Job: Locate the word "title" in the material, then show every line that holds it.

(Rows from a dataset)

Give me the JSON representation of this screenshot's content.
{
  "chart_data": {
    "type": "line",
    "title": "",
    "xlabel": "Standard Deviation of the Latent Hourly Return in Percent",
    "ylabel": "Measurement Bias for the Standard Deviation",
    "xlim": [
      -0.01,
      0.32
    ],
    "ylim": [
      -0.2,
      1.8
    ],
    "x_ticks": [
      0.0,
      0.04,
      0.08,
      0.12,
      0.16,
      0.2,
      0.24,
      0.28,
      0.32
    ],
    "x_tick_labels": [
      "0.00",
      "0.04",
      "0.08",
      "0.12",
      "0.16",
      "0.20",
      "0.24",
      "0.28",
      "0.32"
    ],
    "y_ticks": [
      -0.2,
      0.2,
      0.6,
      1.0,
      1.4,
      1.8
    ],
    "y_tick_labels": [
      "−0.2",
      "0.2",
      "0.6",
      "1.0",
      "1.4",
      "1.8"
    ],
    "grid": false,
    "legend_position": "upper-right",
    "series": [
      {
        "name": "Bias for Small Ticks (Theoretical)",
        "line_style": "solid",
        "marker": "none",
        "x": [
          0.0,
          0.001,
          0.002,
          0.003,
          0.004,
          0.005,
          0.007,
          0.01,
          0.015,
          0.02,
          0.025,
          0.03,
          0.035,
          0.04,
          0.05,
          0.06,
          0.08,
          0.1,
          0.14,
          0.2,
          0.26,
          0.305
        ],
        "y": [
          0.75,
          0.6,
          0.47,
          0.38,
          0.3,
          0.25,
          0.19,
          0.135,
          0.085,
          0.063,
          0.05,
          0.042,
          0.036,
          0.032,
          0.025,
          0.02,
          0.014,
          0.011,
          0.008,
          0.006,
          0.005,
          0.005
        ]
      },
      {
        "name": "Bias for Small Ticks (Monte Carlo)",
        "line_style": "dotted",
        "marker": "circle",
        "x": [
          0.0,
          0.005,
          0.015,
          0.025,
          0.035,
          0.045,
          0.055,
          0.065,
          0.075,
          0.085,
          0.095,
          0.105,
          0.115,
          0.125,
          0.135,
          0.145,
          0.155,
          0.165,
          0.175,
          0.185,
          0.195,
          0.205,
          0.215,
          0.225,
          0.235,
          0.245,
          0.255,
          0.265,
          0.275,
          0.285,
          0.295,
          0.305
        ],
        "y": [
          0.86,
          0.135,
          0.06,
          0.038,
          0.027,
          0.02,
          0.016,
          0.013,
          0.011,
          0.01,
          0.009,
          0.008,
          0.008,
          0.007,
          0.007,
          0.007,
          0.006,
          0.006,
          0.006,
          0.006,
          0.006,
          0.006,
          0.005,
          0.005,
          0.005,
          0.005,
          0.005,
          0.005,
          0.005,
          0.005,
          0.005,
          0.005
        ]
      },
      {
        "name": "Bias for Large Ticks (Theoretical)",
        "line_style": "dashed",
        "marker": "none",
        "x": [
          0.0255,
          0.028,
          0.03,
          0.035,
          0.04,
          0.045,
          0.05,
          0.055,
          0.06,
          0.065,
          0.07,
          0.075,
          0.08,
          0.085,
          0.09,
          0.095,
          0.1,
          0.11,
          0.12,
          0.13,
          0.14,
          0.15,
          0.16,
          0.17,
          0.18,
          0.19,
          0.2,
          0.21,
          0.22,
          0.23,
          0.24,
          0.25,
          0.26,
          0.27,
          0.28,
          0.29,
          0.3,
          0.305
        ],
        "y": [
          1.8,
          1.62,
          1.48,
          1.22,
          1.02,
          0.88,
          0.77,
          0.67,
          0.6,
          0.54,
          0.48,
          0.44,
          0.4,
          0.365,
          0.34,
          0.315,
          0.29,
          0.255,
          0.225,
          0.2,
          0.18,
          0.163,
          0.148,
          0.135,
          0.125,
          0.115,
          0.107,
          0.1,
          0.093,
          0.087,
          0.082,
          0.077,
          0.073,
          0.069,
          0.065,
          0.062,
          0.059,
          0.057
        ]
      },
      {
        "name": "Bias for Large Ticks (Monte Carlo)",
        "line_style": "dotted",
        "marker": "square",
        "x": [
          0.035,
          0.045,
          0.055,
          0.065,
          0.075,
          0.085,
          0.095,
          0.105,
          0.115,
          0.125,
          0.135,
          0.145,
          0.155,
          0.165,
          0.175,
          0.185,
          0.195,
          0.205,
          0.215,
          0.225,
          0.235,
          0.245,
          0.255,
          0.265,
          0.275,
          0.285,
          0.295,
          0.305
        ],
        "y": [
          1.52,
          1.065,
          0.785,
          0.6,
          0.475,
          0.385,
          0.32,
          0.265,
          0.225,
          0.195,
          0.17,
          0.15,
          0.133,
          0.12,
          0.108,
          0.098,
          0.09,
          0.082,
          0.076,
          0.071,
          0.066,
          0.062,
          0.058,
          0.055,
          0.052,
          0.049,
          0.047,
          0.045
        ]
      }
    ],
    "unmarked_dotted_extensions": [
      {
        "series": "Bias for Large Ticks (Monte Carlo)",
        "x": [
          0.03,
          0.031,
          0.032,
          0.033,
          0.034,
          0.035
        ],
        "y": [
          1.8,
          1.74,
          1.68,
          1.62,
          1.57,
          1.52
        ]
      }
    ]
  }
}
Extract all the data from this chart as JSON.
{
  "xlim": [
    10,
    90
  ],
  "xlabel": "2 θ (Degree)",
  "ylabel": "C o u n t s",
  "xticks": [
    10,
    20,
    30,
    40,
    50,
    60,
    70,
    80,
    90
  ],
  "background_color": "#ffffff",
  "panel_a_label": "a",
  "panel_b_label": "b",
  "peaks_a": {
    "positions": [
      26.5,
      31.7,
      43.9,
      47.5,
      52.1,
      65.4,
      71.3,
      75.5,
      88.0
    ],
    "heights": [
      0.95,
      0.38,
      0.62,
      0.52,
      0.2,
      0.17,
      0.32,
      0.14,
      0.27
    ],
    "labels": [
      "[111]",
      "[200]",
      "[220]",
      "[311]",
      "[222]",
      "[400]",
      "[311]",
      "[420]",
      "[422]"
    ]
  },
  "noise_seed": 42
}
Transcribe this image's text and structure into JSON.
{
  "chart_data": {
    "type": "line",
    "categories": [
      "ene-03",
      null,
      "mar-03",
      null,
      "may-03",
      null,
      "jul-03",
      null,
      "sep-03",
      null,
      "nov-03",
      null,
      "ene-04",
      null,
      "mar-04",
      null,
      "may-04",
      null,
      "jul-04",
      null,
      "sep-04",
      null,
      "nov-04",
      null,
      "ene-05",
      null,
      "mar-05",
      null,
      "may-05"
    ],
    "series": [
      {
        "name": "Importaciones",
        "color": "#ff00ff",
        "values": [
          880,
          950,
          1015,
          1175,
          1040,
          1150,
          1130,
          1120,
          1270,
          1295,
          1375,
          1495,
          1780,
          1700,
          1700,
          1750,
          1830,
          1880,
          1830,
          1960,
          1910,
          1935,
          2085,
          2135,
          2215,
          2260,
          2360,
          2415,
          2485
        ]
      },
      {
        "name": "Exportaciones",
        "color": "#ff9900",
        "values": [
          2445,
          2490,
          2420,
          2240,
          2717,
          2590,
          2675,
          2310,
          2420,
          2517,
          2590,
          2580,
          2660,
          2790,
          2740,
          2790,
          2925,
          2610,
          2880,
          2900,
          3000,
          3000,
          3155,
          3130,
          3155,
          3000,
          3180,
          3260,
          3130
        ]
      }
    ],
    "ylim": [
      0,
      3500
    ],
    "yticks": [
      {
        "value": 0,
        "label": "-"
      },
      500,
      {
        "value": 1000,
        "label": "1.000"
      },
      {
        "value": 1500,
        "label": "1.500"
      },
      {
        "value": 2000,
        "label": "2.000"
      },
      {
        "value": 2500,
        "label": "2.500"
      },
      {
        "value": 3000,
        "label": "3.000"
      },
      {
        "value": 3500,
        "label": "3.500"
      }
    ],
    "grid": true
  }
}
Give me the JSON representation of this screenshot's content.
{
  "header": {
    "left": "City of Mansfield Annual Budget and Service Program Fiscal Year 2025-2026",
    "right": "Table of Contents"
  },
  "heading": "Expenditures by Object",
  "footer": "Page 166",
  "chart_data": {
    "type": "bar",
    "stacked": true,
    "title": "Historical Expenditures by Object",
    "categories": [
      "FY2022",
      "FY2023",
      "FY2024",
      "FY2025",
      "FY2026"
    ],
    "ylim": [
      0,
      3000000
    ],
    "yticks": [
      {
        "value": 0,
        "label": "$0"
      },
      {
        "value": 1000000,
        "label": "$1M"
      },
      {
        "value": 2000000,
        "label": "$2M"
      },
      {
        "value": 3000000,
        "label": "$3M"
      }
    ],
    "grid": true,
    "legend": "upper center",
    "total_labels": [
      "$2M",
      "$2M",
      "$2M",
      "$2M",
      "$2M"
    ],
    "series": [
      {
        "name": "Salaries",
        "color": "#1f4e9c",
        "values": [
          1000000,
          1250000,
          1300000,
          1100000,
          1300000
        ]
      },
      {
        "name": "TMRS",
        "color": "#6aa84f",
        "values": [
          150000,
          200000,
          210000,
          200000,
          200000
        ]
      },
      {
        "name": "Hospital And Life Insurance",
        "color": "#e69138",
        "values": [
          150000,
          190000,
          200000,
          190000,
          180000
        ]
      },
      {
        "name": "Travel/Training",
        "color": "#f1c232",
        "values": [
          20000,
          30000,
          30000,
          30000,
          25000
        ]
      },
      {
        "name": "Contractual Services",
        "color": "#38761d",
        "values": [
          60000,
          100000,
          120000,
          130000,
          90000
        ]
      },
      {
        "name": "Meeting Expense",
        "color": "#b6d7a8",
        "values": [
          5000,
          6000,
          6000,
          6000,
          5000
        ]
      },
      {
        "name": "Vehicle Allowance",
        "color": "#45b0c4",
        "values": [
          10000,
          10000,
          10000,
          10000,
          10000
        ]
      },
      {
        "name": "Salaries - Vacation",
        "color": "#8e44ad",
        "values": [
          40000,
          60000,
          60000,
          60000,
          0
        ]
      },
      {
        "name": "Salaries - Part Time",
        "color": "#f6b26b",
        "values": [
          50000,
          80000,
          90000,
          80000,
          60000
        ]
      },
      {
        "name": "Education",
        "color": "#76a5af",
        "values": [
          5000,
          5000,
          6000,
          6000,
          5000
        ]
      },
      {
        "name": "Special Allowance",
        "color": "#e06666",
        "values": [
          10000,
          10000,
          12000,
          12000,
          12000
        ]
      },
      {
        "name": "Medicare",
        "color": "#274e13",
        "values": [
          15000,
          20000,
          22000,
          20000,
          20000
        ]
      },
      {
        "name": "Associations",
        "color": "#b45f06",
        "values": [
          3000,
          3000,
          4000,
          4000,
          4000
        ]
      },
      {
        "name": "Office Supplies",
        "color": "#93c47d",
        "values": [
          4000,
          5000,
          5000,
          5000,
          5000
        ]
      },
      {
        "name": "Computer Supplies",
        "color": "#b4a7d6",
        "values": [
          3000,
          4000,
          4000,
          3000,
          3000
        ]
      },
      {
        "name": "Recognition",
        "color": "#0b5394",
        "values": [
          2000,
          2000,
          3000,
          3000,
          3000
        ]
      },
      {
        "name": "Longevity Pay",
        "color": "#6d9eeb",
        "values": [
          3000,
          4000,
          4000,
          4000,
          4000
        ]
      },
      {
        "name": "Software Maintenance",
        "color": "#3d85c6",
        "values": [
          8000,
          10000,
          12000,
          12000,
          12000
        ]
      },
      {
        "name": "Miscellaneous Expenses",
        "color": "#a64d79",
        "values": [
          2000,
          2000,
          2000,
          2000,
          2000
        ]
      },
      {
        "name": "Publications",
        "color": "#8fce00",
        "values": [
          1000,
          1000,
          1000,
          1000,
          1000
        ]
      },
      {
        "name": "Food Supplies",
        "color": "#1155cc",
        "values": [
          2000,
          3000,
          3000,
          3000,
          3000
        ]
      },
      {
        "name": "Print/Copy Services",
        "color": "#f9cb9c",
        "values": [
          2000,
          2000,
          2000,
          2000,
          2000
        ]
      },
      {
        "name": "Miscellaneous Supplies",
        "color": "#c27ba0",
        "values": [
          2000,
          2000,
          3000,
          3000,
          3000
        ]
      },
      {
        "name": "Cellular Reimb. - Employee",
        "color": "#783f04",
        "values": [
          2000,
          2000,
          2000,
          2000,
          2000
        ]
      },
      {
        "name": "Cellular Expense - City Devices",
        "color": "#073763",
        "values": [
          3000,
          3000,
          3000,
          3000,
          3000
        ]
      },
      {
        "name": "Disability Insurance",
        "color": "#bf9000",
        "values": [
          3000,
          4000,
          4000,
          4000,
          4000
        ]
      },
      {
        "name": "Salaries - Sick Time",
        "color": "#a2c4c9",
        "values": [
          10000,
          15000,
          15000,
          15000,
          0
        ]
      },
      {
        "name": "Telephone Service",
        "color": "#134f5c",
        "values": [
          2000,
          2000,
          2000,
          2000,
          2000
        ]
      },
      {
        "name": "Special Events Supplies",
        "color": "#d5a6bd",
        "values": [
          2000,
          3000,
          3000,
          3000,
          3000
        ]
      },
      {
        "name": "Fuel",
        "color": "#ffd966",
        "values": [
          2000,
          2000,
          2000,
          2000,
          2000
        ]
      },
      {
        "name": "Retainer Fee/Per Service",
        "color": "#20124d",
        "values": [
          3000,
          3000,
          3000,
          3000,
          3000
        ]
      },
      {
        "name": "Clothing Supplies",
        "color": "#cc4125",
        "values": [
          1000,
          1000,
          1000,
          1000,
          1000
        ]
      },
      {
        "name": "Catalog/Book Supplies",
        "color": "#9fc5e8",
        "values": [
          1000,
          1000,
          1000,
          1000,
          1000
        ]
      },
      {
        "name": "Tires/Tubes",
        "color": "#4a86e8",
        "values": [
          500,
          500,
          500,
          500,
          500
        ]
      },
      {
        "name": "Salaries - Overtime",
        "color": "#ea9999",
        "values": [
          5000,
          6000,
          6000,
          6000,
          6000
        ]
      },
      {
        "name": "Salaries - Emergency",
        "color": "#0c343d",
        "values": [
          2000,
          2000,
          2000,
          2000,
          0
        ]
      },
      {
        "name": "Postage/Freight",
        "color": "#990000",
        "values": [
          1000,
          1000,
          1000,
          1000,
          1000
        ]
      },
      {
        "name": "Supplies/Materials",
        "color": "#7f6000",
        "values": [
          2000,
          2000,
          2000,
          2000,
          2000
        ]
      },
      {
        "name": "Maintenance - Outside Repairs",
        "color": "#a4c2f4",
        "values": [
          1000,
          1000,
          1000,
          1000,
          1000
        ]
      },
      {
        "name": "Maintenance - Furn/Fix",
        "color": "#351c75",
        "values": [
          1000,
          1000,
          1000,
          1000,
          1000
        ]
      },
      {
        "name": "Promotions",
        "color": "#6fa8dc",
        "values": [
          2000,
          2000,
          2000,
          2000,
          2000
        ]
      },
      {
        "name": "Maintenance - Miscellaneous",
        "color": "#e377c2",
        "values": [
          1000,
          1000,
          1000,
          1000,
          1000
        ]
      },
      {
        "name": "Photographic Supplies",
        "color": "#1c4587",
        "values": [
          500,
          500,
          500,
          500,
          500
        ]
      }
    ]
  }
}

Reply to the exercise:
    "title": "",
    "title": "Historical Expenditures by Object",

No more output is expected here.